Exercise task: Do not include the pictures; repeat the rest of the data exactly.

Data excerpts

** begin **

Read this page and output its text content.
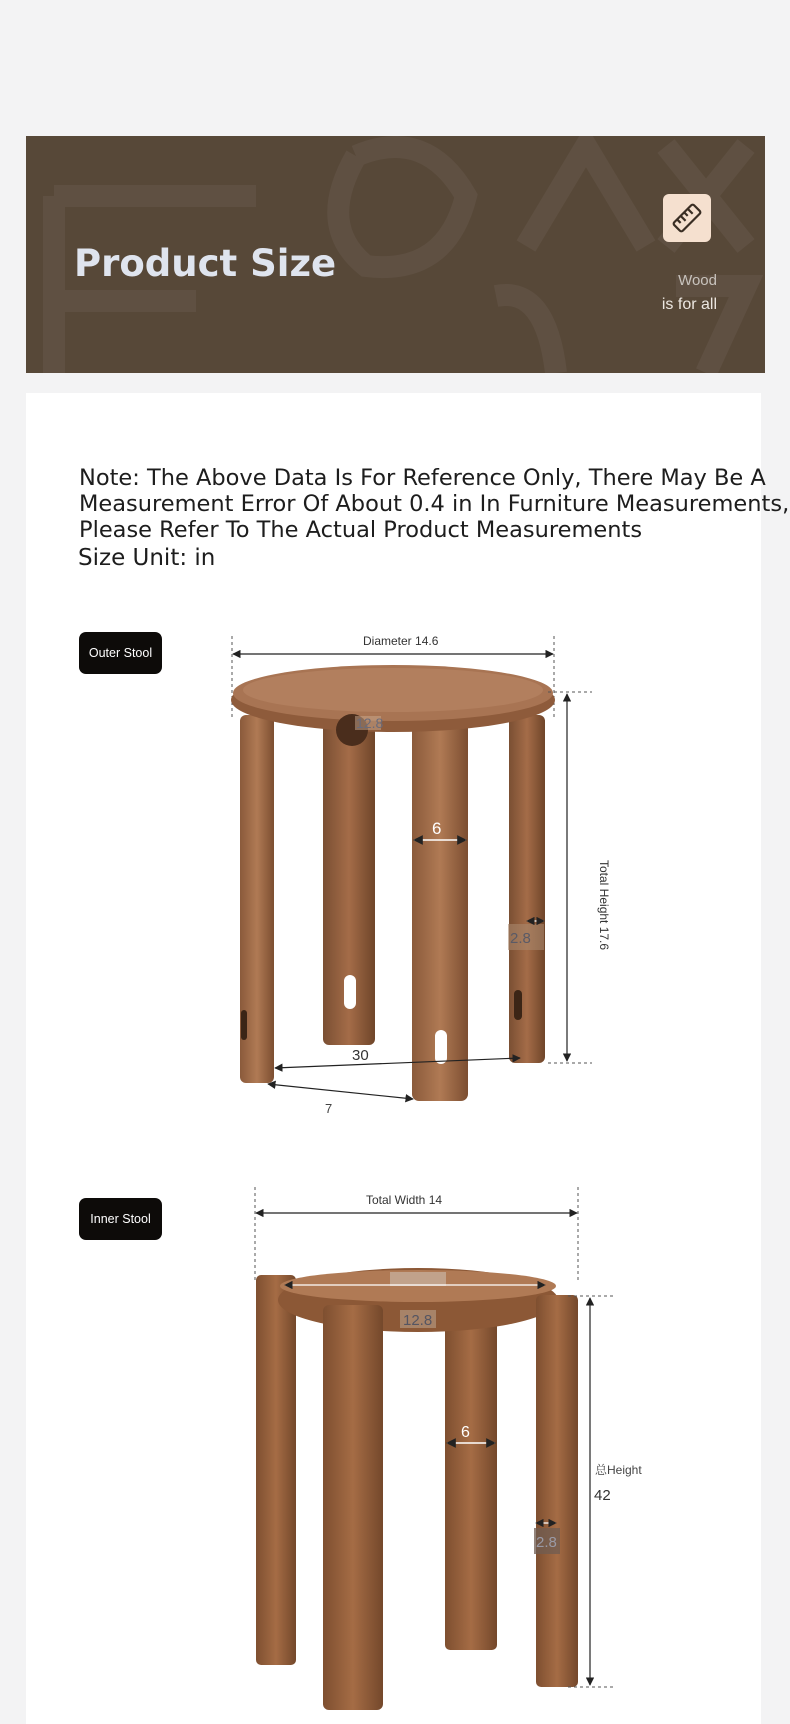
Product Size	Wood
is for all
Note: The Above Data Is For Reference Only, There May Be A Measurement Error Of About 0.4 in In Furniture Measurements, Please Refer To The Actual Product Measurements
Size Unit: in
Outer Stool
12.8
6
2.8
30
7
Diameter 14.6
Total Height 17.6
Inner Stool
12.8
6
2.8
Total Width 14
总Height
42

** end **

Exercise response:
Read this page and output its text content.
Product Size	Wood
is for all
Note: The Above Data Is For Reference Only, There May Be A Measurement Error Of About 0.4 in In Furniture Measurements, Please Refer To The Actual Product Measurements
Size Unit: in
Outer Stool
12.8
6
2.8
30
7
Diameter 14.6
Total Height 17.6
Inner Stool
12.8
6
2.8
Total Width 14
总Height
42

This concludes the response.